─── Records for the exercise
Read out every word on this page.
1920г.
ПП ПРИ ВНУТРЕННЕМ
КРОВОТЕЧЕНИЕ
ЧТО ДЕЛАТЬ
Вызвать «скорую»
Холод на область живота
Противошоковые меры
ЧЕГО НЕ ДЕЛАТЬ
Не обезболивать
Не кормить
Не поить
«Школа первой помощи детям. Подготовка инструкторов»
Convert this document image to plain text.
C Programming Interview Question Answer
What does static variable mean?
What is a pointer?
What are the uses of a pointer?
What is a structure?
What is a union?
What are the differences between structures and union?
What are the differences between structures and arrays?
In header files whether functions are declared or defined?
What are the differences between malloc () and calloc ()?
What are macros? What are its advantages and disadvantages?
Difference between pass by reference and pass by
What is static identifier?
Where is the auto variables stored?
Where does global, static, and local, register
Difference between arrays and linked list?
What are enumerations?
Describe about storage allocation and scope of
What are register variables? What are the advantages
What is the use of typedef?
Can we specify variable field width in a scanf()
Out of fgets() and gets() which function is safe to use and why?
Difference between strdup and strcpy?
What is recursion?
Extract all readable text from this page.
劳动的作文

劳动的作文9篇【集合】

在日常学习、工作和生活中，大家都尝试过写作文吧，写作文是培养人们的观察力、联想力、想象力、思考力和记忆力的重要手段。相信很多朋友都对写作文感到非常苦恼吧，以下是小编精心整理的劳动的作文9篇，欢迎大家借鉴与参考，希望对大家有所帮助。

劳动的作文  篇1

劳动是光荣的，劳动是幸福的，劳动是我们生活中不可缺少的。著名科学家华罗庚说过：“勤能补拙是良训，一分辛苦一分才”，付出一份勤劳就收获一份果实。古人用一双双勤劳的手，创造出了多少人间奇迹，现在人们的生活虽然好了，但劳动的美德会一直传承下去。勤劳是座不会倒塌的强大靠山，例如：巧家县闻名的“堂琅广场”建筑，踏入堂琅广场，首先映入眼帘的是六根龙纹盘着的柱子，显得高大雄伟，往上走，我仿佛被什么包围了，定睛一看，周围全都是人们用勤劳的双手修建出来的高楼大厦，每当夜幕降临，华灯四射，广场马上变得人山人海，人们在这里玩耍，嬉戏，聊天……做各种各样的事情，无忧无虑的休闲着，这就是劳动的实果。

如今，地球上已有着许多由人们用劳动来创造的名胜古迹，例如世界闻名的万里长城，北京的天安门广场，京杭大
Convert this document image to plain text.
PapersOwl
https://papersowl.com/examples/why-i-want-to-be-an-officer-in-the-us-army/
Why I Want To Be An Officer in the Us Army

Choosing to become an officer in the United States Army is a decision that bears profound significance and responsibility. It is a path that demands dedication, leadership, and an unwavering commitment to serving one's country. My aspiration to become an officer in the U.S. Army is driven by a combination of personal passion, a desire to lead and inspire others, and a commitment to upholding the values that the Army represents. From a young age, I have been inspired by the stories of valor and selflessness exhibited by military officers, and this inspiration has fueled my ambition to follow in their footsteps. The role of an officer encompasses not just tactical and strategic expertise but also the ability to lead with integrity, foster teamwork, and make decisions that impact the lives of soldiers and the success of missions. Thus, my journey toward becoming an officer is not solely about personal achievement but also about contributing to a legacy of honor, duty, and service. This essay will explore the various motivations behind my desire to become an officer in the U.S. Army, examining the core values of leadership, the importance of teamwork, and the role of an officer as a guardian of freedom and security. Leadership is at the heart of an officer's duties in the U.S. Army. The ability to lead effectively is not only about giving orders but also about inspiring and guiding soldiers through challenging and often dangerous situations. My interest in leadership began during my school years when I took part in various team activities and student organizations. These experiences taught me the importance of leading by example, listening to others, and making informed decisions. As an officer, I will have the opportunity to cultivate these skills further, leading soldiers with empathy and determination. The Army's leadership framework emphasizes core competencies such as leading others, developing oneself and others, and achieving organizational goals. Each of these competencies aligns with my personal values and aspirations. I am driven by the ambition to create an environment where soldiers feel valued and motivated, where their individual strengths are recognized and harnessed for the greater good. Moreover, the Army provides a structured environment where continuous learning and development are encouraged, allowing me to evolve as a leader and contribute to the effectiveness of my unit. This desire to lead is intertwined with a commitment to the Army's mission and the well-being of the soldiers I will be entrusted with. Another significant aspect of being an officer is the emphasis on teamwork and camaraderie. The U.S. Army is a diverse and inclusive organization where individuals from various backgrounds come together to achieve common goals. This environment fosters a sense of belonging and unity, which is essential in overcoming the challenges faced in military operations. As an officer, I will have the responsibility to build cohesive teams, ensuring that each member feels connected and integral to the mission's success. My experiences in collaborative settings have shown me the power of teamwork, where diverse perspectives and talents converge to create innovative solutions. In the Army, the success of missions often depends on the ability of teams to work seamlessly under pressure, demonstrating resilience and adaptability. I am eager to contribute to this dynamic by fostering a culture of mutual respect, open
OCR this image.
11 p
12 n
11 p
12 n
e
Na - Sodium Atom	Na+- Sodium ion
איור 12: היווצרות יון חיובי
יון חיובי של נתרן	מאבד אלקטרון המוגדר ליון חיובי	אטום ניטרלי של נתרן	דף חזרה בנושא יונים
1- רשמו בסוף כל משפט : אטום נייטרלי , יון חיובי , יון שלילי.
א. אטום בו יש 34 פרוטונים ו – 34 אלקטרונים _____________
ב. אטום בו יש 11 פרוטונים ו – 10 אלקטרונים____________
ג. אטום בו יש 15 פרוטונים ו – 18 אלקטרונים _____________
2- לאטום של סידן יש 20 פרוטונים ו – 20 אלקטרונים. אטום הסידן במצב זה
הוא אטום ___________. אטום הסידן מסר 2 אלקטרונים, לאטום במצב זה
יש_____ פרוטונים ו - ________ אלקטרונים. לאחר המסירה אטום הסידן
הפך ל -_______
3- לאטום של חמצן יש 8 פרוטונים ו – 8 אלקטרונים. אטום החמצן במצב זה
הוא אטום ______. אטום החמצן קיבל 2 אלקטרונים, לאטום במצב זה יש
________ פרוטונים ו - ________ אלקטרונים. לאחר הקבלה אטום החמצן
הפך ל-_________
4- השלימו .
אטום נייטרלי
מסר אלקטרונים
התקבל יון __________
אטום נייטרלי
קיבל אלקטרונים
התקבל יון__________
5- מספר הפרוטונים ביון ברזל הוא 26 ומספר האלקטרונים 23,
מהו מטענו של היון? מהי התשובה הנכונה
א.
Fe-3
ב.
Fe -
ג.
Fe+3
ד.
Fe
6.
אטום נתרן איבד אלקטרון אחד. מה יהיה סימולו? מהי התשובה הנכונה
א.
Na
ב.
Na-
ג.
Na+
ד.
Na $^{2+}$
──────
▶ Exercise
Every entry must be retyped in full, exactly as given.

▶ Task solution
Read out every word on this page.
1920г.
ПП ПРИ ВНУТРЕННЕМ
КРОВОТЕЧЕНИЕ
ЧТО ДЕЛАТЬ
Вызвать «скорую»
Холод на область живота
Противошоковые меры
ЧЕГО НЕ ДЕЛАТЬ
Не обезболивать
Не кормить
Не поить
«Школа первой помощи детям. Подготовка инструкторов»
Convert this document image to plain text.
C Programming Interview Question Answer
What does static variable mean?
What is a pointer?
What are the uses of a pointer?
What is a structure?
What is a union?
What are the differences between structures and union?
What are the differences between structures and arrays?
In header files whether functions are declared or defined?
What are the differences between malloc () and calloc ()?
What are macros? What are its advantages and disadvantages?
Difference between pass by reference and pass by
What is static identifier?
Where is the auto variables stored?
Where does global, static, and local, register
Difference between arrays and linked list?
What are enumerations?
Describe about storage allocation and scope of
What are register variables? What are the advantages
What is the use of typedef?
Can we specify variable field width in a scanf()
Out of fgets() and gets() which function is safe to use and why?
Difference between strdup and strcpy?
What is recursion?
Extract all readable text from this page.
劳动的作文

劳动的作文9篇【集合】

在日常学习、工作和生活中，大家都尝试过写作文吧，写作文是培养人们的观察力、联想力、想象力、思考力和记忆力的重要手段。相信很多朋友都对写作文感到非常苦恼吧，以下是小编精心整理的劳动的作文9篇，欢迎大家借鉴与参考，希望对大家有所帮助。

劳动的作文  篇1

劳动是光荣的，劳动是幸福的，劳动是我们生活中不可缺少的。著名科学家华罗庚说过：“勤能补拙是良训，一分辛苦一分才”，付出一份勤劳就收获一份果实。古人用一双双勤劳的手，创造出了多少人间奇迹，现在人们的生活虽然好了，但劳动的美德会一直传承下去。勤劳是座不会倒塌的强大靠山，例如：巧家县闻名的“堂琅广场”建筑，踏入堂琅广场，首先映入眼帘的是六根龙纹盘着的柱子，显得高大雄伟，往上走，我仿佛被什么包围了，定睛一看，周围全都是人们用勤劳的双手修建出来的高楼大厦，每当夜幕降临，华灯四射，广场马上变得人山人海，人们在这里玩耍，嬉戏，聊天……做各种各样的事情，无忧无虑的休闲着，这就是劳动的实果。

如今，地球上已有着许多由人们用劳动来创造的名胜古迹，例如世界闻名的万里长城，北京的天安门广场，京杭大
Convert this document image to plain text.
PapersOwl
https://papersowl.com/examples/why-i-want-to-be-an-officer-in-the-us-army/
Why I Want To Be An Officer in the Us Army

Choosing to become an officer in the United States Army is a decision that bears profound significance and responsibility. It is a path that demands dedication, leadership, and an unwavering commitment to serving one's country. My aspiration to become an officer in the U.S. Army is driven by a combination of personal passion, a desire to lead and inspire others, and a commitment to upholding the values that the Army represents. From a young age, I have been inspired by the stories of valor and selflessness exhibited by military officers, and this inspiration has fueled my ambition to follow in their footsteps. The role of an officer encompasses not just tactical and strategic expertise but also the ability to lead with integrity, foster teamwork, and make decisions that impact the lives of soldiers and the success of missions. Thus, my journey toward becoming an officer is not solely about personal achievement but also about contributing to a legacy of honor, duty, and service. This essay will explore the various motivations behind my desire to become an officer in the U.S. Army, examining the core values of leadership, the importance of teamwork, and the role of an officer as a guardian of freedom and security. Leadership is at the heart of an officer's duties in the U.S. Army. The ability to lead effectively is not only about giving orders but also about inspiring and guiding soldiers through challenging and often dangerous situations. My interest in leadership began during my school years when I took part in various team activities and student organizations. These experiences taught me the importance of leading by example, listening to others, and making informed decisions. As an officer, I will have the opportunity to cultivate these skills further, leading soldiers with empathy and determination. The Army's leadership framework emphasizes core competencies such as leading others, developing oneself and others, and achieving organizational goals. Each of these competencies aligns with my personal values and aspirations. I am driven by the ambition to create an environment where soldiers feel valued and motivated, where their individual strengths are recognized and harnessed for the greater good. Moreover, the Army provides a structured environment where continuous learning and development are encouraged, allowing me to evolve as a leader and contribute to the effectiveness of my unit. This desire to lead is intertwined with a commitment to the Army's mission and the well-being of the soldiers I will be entrusted with. Another significant aspect of being an officer is the emphasis on teamwork and camaraderie. The U.S. Army is a diverse and inclusive organization where individuals from various backgrounds come together to achieve common goals. This environment fosters a sense of belonging and unity, which is essential in overcoming the challenges faced in military operations. As an officer, I will have the responsibility to build cohesive teams, ensuring that each member feels connected and integral to the mission's success. My experiences in collaborative settings have shown me the power of teamwork, where diverse perspectives and talents converge to create innovative solutions. In the Army, the success of missions often depends on the ability of teams to work seamlessly under pressure, demonstrating resilience and adaptability. I am eager to contribute to this dynamic by fostering a culture of mutual respect, open
OCR this image.
11 p
12 n
11 p
12 n
e
Na - Sodium Atom	Na+- Sodium ion
איור 12: היווצרות יון חיובי
יון חיובי של נתרן	מאבד אלקטרון המוגדר ליון חיובי	אטום ניטרלי של נתרן	דף חזרה בנושא יונים
1- רשמו בסוף כל משפט : אטום נייטרלי , יון חיובי , יון שלילי.
א. אטום בו יש 34 פרוטונים ו – 34 אלקטרונים _____________
ב. אטום בו יש 11 פרוטונים ו – 10 אלקטרונים____________
ג. אטום בו יש 15 פרוטונים ו – 18 אלקטרונים _____________
2- לאטום של סידן יש 20 פרוטונים ו – 20 אלקטרונים. אטום הסידן במצב זה
הוא אטום ___________. אטום הסידן מסר 2 אלקטרונים, לאטום במצב זה
יש_____ פרוטונים ו - ________ אלקטרונים. לאחר המסירה אטום הסידן
הפך ל -_______
3- לאטום של חמצן יש 8 פרוטונים ו – 8 אלקטרונים. אטום החמצן במצב זה
הוא אטום ______. אטום החמצן קיבל 2 אלקטרונים, לאטום במצב זה יש
________ פרוטונים ו - ________ אלקטרונים. לאחר הקבלה אטום החמצן
הפך ל-_________
4- השלימו .
אטום נייטרלי
מסר אלקטרונים
התקבל יון __________
אטום נייטרלי
קיבל אלקטרונים
התקבל יון__________
5- מספר הפרוטונים ביון ברזל הוא 26 ומספר האלקטרונים 23,
מהו מטענו של היון? מהי התשובה הנכונה
א.
Fe-3
ב.
Fe -
ג.
Fe+3
ד.
Fe
6.
אטום נתרן איבד אלקטרון אחד. מה יהיה סימולו? מהי התשובה הנכונה
א.
Na
ב.
Na-
ג.
Na+
ד.
Na $^{2+}$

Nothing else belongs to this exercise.